Carla: Yes, absolutely. Also, in the media, hyaluronan is spoken of as something that is always good, but that is probably not exactly how we should think of it. People have started to inject hyaluronan inside the fascia, but what is the molecular weight that they are injecting? We don’t need high molecular weight, most likely, as we do inside the joint, because we need something that is smaller, that allows gliding. We don’t want something that creates resistance to the compression. So, yes, we need to pay more attention to this molecule.

Lina: Would you hypothesize that direct manual therapy targeting the superficial fascia in individuals with lipedema is addressing this tissue? Would you think that the fascia may become more organized with manual input?
Carla: I think so. The better knowledge we have of what fascia is involved, then we know what tissue is involved with the person’s discomfort, and this can allow us to be more precise in the manual technique we apply and also in the selection of the modality of the approach.
Figure 3: An illustration of a cross-section of superficial fascia, from the epidermis to the muscle, adapted from Dr. Stecco’s slides from her keynote address.

Lina: I would think people need to be cautious about the source of the HA that they’re injecting.

Carla: And that is another key problem, not only for the source of that external hyaluronan, but also who produced that product. We need to think about what are the correct inputs to stimulate inside the body for the production of our own hyaluronan.

Lina: This was one of my key takeaway messages from your talk. It painted a sophisticated picture about that molecule and that we shouldn’t reduce it down to being just one thing.

Carla: Exactly.

Carla: Hyaluronan has an incredible spectrum of functions. Depending on the molecular weight of the HA in the tissue, it could be pro-inflammatory or it could be anti-inflammatory.

Including the Interstitium

Lina: In January 2025, you and a team of fascia researchers published the paper, “Towards a Comprehensive Definition of the Human Fascial System” (Stecco et al. 2025). Can you tell us about the fascial interstitium? And is it always associated with the collagen-elastin matrix?

Carla: In this new definition, we tried to find a comprehensive definition that captures the microscopic nature of fascia to the macroscopic. Fascia is not only a layer that we can work with our hands, and dissect, but fascia is also the element that allows transmission of the force and creates a gliding interface that allows movement at the molecular level. And the interstitium is exactly the smallest; this definition includes the very small microscopic part of the fascia.

At the microscopic level, that is where we have the fluid that moves, this is where we have the gliding between different cellular structures, between the vessels and the surrounding tissue, between the small nerve and the surrounding tissue. So, I think we can include the interstitium in the definition of fascia, considering this very broad vision that moves from the macroscopic level to the microscopic.

Lina: That’s exciting to hear. In the structural integration profession, we feel and listen to all the different fascial layers you and your colleagues describe. We will sometimes feel significant textural changes while working, where the tissue starts out stiff and firm, then becomes soft and pliable within minutes of our manual interventions. What do you think can account for these palpatory changes that manual therapists experience?

Items listed in a dataset:
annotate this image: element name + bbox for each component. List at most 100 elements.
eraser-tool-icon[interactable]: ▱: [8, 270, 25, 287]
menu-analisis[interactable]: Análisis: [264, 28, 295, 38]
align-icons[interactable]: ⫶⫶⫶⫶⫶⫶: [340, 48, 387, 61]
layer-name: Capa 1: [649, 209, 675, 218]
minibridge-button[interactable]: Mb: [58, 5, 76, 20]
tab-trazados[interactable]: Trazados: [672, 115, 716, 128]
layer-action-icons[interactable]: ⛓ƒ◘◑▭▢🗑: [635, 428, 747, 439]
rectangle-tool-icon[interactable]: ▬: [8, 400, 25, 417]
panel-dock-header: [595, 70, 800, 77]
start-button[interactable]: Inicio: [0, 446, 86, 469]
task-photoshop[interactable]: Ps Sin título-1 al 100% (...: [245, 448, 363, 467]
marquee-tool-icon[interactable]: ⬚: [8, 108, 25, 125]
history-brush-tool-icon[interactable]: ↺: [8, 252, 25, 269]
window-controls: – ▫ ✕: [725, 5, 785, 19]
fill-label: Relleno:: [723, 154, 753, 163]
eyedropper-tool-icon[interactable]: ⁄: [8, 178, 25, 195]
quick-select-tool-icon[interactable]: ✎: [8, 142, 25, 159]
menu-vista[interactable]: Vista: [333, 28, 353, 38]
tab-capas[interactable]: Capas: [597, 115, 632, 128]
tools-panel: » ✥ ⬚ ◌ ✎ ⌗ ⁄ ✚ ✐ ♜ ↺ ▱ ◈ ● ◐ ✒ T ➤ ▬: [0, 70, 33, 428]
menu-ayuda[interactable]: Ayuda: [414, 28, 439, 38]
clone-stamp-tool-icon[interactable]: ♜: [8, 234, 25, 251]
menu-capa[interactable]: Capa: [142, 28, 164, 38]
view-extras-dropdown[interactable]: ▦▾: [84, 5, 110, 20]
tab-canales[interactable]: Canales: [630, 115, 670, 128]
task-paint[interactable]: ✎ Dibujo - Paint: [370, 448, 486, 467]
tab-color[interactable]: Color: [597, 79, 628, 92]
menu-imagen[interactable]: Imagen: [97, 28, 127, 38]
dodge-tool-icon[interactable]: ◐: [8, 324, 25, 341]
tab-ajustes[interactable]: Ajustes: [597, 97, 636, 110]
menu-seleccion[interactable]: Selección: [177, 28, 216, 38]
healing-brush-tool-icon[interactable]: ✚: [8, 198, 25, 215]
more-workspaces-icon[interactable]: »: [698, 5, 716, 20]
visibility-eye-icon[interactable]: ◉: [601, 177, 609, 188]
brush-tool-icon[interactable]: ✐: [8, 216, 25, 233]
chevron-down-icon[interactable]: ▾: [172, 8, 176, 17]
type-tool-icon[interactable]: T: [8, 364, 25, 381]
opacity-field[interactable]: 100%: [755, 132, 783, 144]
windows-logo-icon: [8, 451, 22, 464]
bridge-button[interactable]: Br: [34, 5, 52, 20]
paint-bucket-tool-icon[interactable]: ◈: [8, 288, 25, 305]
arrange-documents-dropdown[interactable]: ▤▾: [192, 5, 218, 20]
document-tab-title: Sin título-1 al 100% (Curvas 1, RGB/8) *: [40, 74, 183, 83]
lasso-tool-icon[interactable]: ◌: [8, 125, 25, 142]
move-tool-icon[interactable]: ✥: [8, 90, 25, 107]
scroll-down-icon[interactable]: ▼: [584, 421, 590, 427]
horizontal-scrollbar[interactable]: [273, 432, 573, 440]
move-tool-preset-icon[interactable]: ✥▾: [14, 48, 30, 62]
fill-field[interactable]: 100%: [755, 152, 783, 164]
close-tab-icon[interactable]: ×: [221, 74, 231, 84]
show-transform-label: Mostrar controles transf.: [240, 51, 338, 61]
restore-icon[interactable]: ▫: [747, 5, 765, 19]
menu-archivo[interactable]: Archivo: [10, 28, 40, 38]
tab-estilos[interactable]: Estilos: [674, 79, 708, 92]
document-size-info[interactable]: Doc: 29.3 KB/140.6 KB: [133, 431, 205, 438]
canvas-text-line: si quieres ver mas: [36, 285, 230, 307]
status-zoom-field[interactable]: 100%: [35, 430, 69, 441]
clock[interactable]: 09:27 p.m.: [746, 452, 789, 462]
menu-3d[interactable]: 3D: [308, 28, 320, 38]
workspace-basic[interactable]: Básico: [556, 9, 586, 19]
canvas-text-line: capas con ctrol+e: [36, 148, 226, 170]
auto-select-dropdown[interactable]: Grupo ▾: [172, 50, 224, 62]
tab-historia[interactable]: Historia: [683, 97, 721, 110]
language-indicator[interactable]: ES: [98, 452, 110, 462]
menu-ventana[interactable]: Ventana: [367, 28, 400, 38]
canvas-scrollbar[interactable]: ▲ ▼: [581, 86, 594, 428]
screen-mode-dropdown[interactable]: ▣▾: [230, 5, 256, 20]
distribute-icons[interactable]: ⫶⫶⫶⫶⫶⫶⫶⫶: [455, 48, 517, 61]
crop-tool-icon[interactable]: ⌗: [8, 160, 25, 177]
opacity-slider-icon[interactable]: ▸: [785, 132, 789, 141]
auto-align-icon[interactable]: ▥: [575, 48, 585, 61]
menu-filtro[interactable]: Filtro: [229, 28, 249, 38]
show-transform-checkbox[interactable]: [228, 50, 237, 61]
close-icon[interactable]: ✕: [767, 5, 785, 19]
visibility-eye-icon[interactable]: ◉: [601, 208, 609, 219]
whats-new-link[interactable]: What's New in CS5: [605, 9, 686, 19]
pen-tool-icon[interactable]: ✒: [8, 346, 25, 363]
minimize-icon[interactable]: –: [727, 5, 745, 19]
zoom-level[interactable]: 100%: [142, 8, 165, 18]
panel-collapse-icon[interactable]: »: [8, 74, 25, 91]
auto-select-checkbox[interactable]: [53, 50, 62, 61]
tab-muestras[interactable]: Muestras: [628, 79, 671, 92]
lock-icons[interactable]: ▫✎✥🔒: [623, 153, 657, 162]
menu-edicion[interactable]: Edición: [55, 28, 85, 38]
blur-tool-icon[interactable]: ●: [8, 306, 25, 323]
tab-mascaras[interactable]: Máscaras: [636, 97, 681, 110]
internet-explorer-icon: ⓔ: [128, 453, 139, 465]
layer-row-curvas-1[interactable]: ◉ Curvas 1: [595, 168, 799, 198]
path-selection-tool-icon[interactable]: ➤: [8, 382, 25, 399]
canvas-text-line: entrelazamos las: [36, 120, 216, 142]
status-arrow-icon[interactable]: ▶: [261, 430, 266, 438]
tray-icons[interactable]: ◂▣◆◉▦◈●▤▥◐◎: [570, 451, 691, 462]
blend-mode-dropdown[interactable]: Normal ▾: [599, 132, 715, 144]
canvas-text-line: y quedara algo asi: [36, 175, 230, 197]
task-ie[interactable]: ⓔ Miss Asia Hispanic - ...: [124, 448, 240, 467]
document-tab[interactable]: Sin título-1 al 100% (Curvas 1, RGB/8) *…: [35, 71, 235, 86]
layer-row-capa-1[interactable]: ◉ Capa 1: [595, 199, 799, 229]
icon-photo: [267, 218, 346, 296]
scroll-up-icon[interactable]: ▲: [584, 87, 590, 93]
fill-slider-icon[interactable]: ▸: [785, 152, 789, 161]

**Aim of the exercise**
Continue the interview on fascia and hyaluronan from the point where the text ends. The records have nothing to do with this.

**Answer**
Carla: I think that is the hyaluronan and the water component that can modify easily because the fibrotic component, the collagen and elastin, can only be modified by remodeling. If manual interventions do free their tissue, if we recreate the gliding that is possible, then we can also improve the collagen fiber. But it’s not a direct work of the manual treatment because fascia is much too stable to have modifications with just forces applied by hand.

The water component and the hyaluronan can easily be modified with the manual treatment. So, when we are stiff, it’s like we expect that it is like a concentration of hyaluronan, an aggregation of hyaluronan that links water and creates a stiffer tissue. By applying manual forces, maybe we move the big water-bound molecules to become smaller aggregations, and we recreate the gliding.

We also trigger some inflammation, and that can trigger the remodeling of the fibrotic component. And it is for that reason that I think that manual treatment is a key element to start the process. When thinking about how to fix chronic issues in the fascia, manual therapy and adding some exercise along the direction where we have broken the fixations and stimulate the correct alignment of the collagen fiber production.

The Work Continues After the Session

Lina: Ida Rolf [PhD, (1896-1979)] was known for saying to her students that the changes induced by manual fascial work happen after the client has left the session; the change happens after they leave the office. Your research seems to correlate with that observation, that the forces of manual therapy begin fascial remodelling that progresses for hours after the intervention. Is this true?

Carla: Yes, I totally agree with Rolf because I think that we just trigger a process, but we are not really able to modify fascia directly or in a stable way. The situation is, the body can stabilize the result of the input. And it’s for this reason that finding the correct equilibrium in the point treated is important because otherwise, the patient comes back later.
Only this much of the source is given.